**Source text**
◆ ◆ ◆ ◆ ◆

# Shura Cherkassky conduct Rachmaninov,Prokofiev,Stravinsky



## deprofundis (Apr 25, 2014)

I got this recording on ica classic, i did not knew this pianist, but my dad said he was somesort of virtuoso.This is my first introduction to Rachmaninov(shame on me) i got to admit, it's rhapsody on a theme Paganini and it sound awesome, than there is Prokofiev whit is piano sonata no.7 that i was not familiar whit, to conclude he play Stravinsky three scènes from Petrushka.

Than there is bonus on the cd some Chabrier ''bourré fantasque''(i know him) and jean-phillipe rameau(that i never heard of to be honnest).

Overall not the best recording but a great pianist so i guess its Worth the money.
So maybe you guys heard this cd and allready have it in your collection, why post on
one cd well, it's not often i enjoy straightfoward piano music so i did enjoy this
and i had to recommended this cd for fans of these composers.


----------



## ptr (Jan 22, 2013)

FWIW; I don't think that Cherkassky is "conducting" anything on that release, he was an old school pianist gentleman who AFAIK never conducted after having tried it at music school in his Youth! (Conductor on this album is Zdenek Macal!)

It is still a very interesting release if You are a fan of the piano!

/ptr


----------



## DavidA (Dec 14, 2012)

Cherkassky was somewhat of an oddball. He was married but split up after a few years. Some years later he saw a lady at a party and asked her, "have I seen you before?" She replied, "we were married once!"


----------

◆ ◆ ◆ ◆ ◆

**Data block**
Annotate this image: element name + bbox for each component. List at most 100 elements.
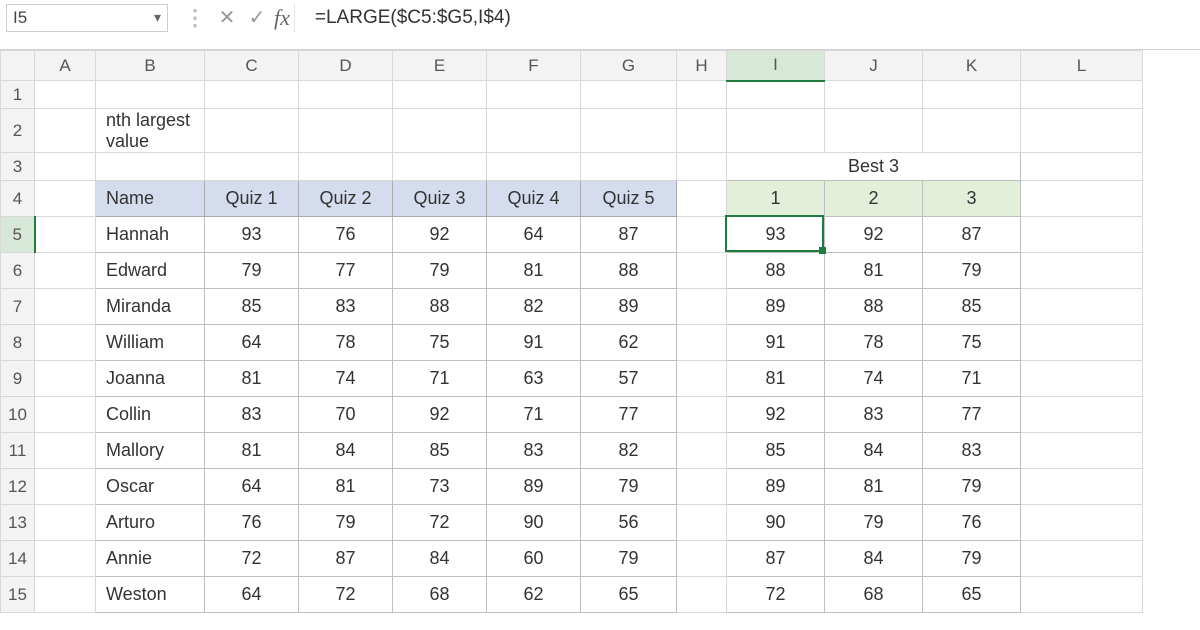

◆ ◆ ◆ ◆ ◆

**Exercise set**
a) Translate this sentence from the Cherkassky thread into Spanish: "Cherkassky was somewhat of an oddball."
b) Reproduce, word for word, the part of the Cherkassky thread from "## ptr (Jan" to "of the piano!".
The data is separate material, apart from the Cherkassky thread.

**Solutions below**
a) Cherkassky era un tanto excéntrico.

b)
## ptr (Jan 22, 2013)

FWIW; I don't think that Cherkassky is "conducting" anything on that release, he was an old school pianist gentleman who AFAIK never conducted after having tried it at music school in his Youth! (Conductor on this album is Zdenek Macal!)

It is still a very interesting release if You are a fan of the piano!